What the task requires:
Exactly reproduce the lines that follow.

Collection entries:
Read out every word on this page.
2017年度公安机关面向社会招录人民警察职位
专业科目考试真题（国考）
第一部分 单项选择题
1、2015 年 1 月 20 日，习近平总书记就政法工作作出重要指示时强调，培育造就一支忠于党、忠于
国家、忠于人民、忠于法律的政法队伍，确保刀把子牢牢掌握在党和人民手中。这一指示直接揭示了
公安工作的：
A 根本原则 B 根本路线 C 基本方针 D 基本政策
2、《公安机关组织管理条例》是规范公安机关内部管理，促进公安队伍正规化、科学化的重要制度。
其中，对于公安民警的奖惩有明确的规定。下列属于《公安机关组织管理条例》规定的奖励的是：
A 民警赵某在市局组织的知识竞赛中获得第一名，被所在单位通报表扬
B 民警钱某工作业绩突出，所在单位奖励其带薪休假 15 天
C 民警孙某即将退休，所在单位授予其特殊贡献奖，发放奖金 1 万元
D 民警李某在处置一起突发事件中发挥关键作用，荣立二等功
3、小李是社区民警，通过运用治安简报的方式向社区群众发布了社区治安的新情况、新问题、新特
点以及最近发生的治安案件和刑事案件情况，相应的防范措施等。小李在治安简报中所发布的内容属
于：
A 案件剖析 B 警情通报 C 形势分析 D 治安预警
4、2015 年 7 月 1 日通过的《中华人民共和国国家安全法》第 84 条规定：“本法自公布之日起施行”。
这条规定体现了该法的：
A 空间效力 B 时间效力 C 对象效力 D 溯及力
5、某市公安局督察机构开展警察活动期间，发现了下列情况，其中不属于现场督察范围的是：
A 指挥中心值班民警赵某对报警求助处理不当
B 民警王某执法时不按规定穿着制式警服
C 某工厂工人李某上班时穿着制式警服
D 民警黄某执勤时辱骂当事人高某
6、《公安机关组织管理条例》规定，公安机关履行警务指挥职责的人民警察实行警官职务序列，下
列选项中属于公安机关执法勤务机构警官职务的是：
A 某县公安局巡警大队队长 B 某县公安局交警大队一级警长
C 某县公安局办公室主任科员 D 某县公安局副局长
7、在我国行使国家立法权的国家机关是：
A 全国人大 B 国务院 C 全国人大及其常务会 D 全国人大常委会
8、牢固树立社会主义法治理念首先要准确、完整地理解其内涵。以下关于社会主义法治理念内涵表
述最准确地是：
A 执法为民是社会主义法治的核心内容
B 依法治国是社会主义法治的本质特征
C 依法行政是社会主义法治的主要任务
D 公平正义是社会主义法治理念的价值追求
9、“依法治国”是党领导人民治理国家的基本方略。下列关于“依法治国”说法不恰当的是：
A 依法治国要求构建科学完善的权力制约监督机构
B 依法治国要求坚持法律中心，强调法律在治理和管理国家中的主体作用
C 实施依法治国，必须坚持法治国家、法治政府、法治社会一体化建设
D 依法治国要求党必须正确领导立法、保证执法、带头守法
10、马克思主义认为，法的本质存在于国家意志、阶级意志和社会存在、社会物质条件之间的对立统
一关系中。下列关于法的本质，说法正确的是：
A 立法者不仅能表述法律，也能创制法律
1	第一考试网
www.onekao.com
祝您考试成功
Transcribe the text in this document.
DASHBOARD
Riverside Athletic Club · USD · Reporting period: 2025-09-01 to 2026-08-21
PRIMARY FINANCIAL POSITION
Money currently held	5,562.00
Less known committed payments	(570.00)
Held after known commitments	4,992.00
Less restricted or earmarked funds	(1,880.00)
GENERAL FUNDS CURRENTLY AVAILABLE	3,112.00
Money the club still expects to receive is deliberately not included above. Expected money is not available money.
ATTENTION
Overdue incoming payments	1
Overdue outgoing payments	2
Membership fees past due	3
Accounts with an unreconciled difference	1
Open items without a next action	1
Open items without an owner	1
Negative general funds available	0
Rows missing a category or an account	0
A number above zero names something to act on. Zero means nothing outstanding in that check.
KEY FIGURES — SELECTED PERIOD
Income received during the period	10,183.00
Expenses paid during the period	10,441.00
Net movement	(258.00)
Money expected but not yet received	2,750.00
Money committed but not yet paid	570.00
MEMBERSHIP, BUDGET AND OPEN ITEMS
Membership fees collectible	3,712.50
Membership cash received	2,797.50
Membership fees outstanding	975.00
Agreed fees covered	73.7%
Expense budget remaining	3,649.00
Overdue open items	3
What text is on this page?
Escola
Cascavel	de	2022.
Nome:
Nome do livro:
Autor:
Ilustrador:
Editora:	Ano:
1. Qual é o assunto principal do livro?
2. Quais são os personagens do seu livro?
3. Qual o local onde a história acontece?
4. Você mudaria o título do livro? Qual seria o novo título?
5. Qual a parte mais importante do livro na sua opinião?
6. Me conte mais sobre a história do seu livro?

Reply:
Read out every word on this page.
2017年度公安机关面向社会招录人民警察职位
专业科目考试真题（国考）
第一部分 单项选择题
1、2015 年 1 月 20 日，习近平总书记就政法工作作出重要指示时强调，培育造就一支忠于党、忠于
国家、忠于人民、忠于法律的政法队伍，确保刀把子牢牢掌握在党和人民手中。这一指示直接揭示了
公安工作的：
A 根本原则 B 根本路线 C 基本方针 D 基本政策
2、《公安机关组织管理条例》是规范公安机关内部管理，促进公安队伍正规化、科学化的重要制度。
其中，对于公安民警的奖惩有明确的规定。下列属于《公安机关组织管理条例》规定的奖励的是：
A 民警赵某在市局组织的知识竞赛中获得第一名，被所在单位通报表扬
B 民警钱某工作业绩突出，所在单位奖励其带薪休假 15 天
C 民警孙某即将退休，所在单位授予其特殊贡献奖，发放奖金 1 万元
D 民警李某在处置一起突发事件中发挥关键作用，荣立二等功
3、小李是社区民警，通过运用治安简报的方式向社区群众发布了社区治安的新情况、新问题、新特
点以及最近发生的治安案件和刑事案件情况，相应的防范措施等。小李在治安简报中所发布的内容属
于：
A 案件剖析 B 警情通报 C 形势分析 D 治安预警
4、2015 年 7 月 1 日通过的《中华人民共和国国家安全法》第 84 条规定：“本法自公布之日起施行”。
这条规定体现了该法的：
A 空间效力 B 时间效力 C 对象效力 D 溯及力
5、某市公安局督察机构开展警察活动期间，发现了下列情况，其中不属于现场督察范围的是：
A 指挥中心值班民警赵某对报警求助处理不当
B 民警王某执法时不按规定穿着制式警服
C 某工厂工人李某上班时穿着制式警服
D 民警黄某执勤时辱骂当事人高某
6、《公安机关组织管理条例》规定，公安机关履行警务指挥职责的人民警察实行警官职务序列，下
列选项中属于公安机关执法勤务机构警官职务的是：
A 某县公安局巡警大队队长 B 某县公安局交警大队一级警长
C 某县公安局办公室主任科员 D 某县公安局副局长
7、在我国行使国家立法权的国家机关是：
A 全国人大 B 国务院 C 全国人大及其常务会 D 全国人大常委会
8、牢固树立社会主义法治理念首先要准确、完整地理解其内涵。以下关于社会主义法治理念内涵表
述最准确地是：
A 执法为民是社会主义法治的核心内容
B 依法治国是社会主义法治的本质特征
C 依法行政是社会主义法治的主要任务
D 公平正义是社会主义法治理念的价值追求
9、“依法治国”是党领导人民治理国家的基本方略。下列关于“依法治国”说法不恰当的是：
A 依法治国要求构建科学完善的权力制约监督机构
B 依法治国要求坚持法律中心，强调法律在治理和管理国家中的主体作用
C 实施依法治国，必须坚持法治国家、法治政府、法治社会一体化建设
D 依法治国要求党必须正确领导立法、保证执法、带头守法
10、马克思主义认为，法的本质存在于国家意志、阶级意志和社会存在、社会物质条件之间的对立统
一关系中。下列关于法的本质，说法正确的是：
A 立法者不仅能表述法律，也能创制法律
1	第一考试网
www.onekao.com
祝您考试成功
Transcribe the text in this document.
DASHBOARD
Riverside Athletic Club · USD · Reporting period: 2025-09-01 to 2026-08-21
PRIMARY FINANCIAL POSITION
Money currently held	5,562.00
Less known committed payments	(570.00)
Held after known commitments	4,992.00
Less restricted or earmarked funds	(1,880.00)
GENERAL FUNDS CURRENTLY AVAILABLE	3,112.00
Money the club still expects to receive is deliberately not included above. Expected money is not available money.
ATTENTION
Overdue incoming payments	1
Overdue outgoing payments	2
Membership fees past due	3
Accounts with an unreconciled difference	1
Open items without a next action	1
Open items without an owner	1
Negative general funds available	0
Rows missing a category or an account	0
A number above zero names something to act on. Zero means nothing outstanding in that check.
KEY FIGURES — SELECTED PERIOD
Income received during the period	10,183.00
Expenses paid during the period	10,441.00
Net movement	(258.00)
Money expected but not yet received	2,750.00
Money committed but not yet paid	570.00
MEMBERSHIP, BUDGET AND OPEN ITEMS
Membership fees collectible	3,712.50
Membership cash received	2,797.50
Membership fees outstanding	975.00
Agreed fees covered	73.7%
Expense budget remaining	3,649.00
Overdue open items	3
What text is on this page?
Escola
Cascavel	de	2022.
Nome:
Nome do livro:
Autor:
Ilustrador:
Editora:	Ano:
1. Qual é o assunto principal do livro?
2. Quais são os personagens do seu livro?
3. Qual o local onde a história acontece?
4. Você mudaria o título do livro? Qual seria o novo título?
5. Qual a parte mais importante do livro na sua opinião?
6. Me conte mais sobre a história do seu livro?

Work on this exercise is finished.